▶ REQUIREMENT
Copy every item below line for line, keeping each character unchanged.

-*-*-

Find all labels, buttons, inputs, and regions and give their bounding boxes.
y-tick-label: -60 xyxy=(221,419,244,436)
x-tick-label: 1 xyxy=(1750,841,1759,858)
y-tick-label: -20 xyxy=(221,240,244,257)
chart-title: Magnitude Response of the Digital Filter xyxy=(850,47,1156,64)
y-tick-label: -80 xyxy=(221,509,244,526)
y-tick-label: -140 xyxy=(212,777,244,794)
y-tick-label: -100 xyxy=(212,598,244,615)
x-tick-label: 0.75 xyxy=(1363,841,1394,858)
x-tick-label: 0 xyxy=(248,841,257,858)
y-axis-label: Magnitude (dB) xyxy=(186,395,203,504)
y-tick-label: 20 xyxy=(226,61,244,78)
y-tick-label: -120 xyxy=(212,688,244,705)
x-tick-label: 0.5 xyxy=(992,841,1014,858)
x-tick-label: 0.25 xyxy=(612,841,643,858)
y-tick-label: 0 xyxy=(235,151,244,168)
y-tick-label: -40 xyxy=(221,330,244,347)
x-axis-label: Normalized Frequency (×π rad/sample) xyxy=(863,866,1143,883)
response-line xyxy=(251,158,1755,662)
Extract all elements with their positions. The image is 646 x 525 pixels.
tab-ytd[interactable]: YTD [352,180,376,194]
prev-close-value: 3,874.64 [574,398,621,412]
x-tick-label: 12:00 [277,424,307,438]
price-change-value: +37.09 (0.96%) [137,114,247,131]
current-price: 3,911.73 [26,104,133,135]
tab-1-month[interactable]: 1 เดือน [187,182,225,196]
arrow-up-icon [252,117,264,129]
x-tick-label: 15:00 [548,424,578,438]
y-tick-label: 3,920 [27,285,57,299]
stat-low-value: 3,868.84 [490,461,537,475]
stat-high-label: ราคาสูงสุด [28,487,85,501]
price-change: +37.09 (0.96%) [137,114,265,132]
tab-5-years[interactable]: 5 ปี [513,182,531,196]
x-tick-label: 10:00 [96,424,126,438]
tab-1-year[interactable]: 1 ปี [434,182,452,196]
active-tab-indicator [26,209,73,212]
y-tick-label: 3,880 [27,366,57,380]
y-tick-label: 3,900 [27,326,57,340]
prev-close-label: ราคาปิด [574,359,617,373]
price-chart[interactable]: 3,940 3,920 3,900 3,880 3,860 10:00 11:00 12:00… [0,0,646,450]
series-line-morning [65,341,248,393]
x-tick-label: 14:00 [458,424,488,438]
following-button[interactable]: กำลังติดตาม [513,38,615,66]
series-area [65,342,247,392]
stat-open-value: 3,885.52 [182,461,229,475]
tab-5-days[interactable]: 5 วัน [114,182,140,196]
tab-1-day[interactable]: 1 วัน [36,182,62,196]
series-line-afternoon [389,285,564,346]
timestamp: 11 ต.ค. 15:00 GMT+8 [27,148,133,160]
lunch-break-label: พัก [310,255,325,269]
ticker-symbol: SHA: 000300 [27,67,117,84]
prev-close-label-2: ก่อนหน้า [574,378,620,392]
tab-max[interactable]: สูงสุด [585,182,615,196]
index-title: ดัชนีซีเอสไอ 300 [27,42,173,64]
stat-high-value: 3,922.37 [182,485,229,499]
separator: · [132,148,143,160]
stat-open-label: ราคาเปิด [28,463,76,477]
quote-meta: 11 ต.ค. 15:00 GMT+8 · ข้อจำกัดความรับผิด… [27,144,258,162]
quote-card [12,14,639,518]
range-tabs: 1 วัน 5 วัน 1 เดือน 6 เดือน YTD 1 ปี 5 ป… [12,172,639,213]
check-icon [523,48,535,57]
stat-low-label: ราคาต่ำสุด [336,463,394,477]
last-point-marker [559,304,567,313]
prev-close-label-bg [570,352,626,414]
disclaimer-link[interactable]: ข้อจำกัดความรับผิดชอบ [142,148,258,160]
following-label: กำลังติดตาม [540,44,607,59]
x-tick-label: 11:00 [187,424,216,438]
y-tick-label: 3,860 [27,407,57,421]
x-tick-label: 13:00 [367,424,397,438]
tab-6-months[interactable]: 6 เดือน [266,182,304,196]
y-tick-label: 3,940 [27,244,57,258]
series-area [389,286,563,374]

-*-*-

▶ RESPONSE TO THIS TASK
Find all labels, buttons, inputs, and regions and give their bounding boxes.
y-tick-label: -60 xyxy=(221,419,244,436)
x-tick-label: 1 xyxy=(1750,841,1759,858)
y-tick-label: -20 xyxy=(221,240,244,257)
chart-title: Magnitude Response of the Digital Filter xyxy=(850,47,1156,64)
y-tick-label: -80 xyxy=(221,509,244,526)
y-tick-label: -140 xyxy=(212,777,244,794)
y-tick-label: -100 xyxy=(212,598,244,615)
x-tick-label: 0.75 xyxy=(1363,841,1394,858)
x-tick-label: 0 xyxy=(248,841,257,858)
y-axis-label: Magnitude (dB) xyxy=(186,395,203,504)
y-tick-label: 20 xyxy=(226,61,244,78)
y-tick-label: -120 xyxy=(212,688,244,705)
x-tick-label: 0.5 xyxy=(992,841,1014,858)
x-tick-label: 0.25 xyxy=(612,841,643,858)
y-tick-label: 0 xyxy=(235,151,244,168)
y-tick-label: -40 xyxy=(221,330,244,347)
x-axis-label: Normalized Frequency (×π rad/sample) xyxy=(863,866,1143,883)
response-line xyxy=(251,158,1755,662)
Extract all elements with their positions. The image is 646 x 525 pixels.
tab-ytd[interactable]: YTD [352,180,376,194]
prev-close-value: 3,874.64 [574,398,621,412]
x-tick-label: 12:00 [277,424,307,438]
price-change-value: +37.09 (0.96%) [137,114,247,131]
current-price: 3,911.73 [26,104,133,135]
tab-1-month[interactable]: 1 เดือน [187,182,225,196]
arrow-up-icon [252,117,264,129]
x-tick-label: 15:00 [548,424,578,438]
y-tick-label: 3,920 [27,285,57,299]
stat-low-value: 3,868.84 [490,461,537,475]
stat-high-label: ราคาสูงสุด [28,487,85,501]
price-change: +37.09 (0.96%) [137,114,265,132]
tab-5-years[interactable]: 5 ปี [513,182,531,196]
x-tick-label: 10:00 [96,424,126,438]
tab-1-year[interactable]: 1 ปี [434,182,452,196]
active-tab-indicator [26,209,73,212]
y-tick-label: 3,880 [27,366,57,380]
y-tick-label: 3,900 [27,326,57,340]
prev-close-label: ราคาปิด [574,359,617,373]
price-chart[interactable]: 3,940 3,920 3,900 3,880 3,860 10:00 11:00 12:00… [0,0,646,450]
series-line-morning [65,341,248,393]
x-tick-label: 14:00 [458,424,488,438]
following-button[interactable]: กำลังติดตาม [513,38,615,66]
series-area [65,342,247,392]
stat-open-value: 3,885.52 [182,461,229,475]
tab-5-days[interactable]: 5 วัน [114,182,140,196]
tab-1-day[interactable]: 1 วัน [36,182,62,196]
series-line-afternoon [389,285,564,346]
timestamp: 11 ต.ค. 15:00 GMT+8 [27,148,133,160]
lunch-break-label: พัก [310,255,325,269]
ticker-symbol: SHA: 000300 [27,67,117,84]
prev-close-label-2: ก่อนหน้า [574,378,620,392]
tab-max[interactable]: สูงสุด [585,182,615,196]
index-title: ดัชนีซีเอสไอ 300 [27,42,173,64]
stat-high-value: 3,922.37 [182,485,229,499]
separator: · [132,148,143,160]
stat-open-label: ราคาเปิด [28,463,76,477]
quote-meta: 11 ต.ค. 15:00 GMT+8 · ข้อจำกัดความรับผิด… [27,144,258,162]
quote-card [12,14,639,518]
range-tabs: 1 วัน 5 วัน 1 เดือน 6 เดือน YTD 1 ปี 5 ป… [12,172,639,213]
check-icon [523,48,535,57]
stat-low-label: ราคาต่ำสุด [336,463,394,477]
last-point-marker [559,304,567,313]
prev-close-label-bg [570,352,626,414]
disclaimer-link[interactable]: ข้อจำกัดความรับผิดชอบ [142,148,258,160]
following-label: กำลังติดตาม [540,44,607,59]
x-tick-label: 11:00 [187,424,216,438]
y-tick-label: 3,860 [27,407,57,421]
x-tick-label: 13:00 [367,424,397,438]
tab-6-months[interactable]: 6 เดือน [266,182,304,196]
y-tick-label: 3,940 [27,244,57,258]
series-area [389,286,563,374]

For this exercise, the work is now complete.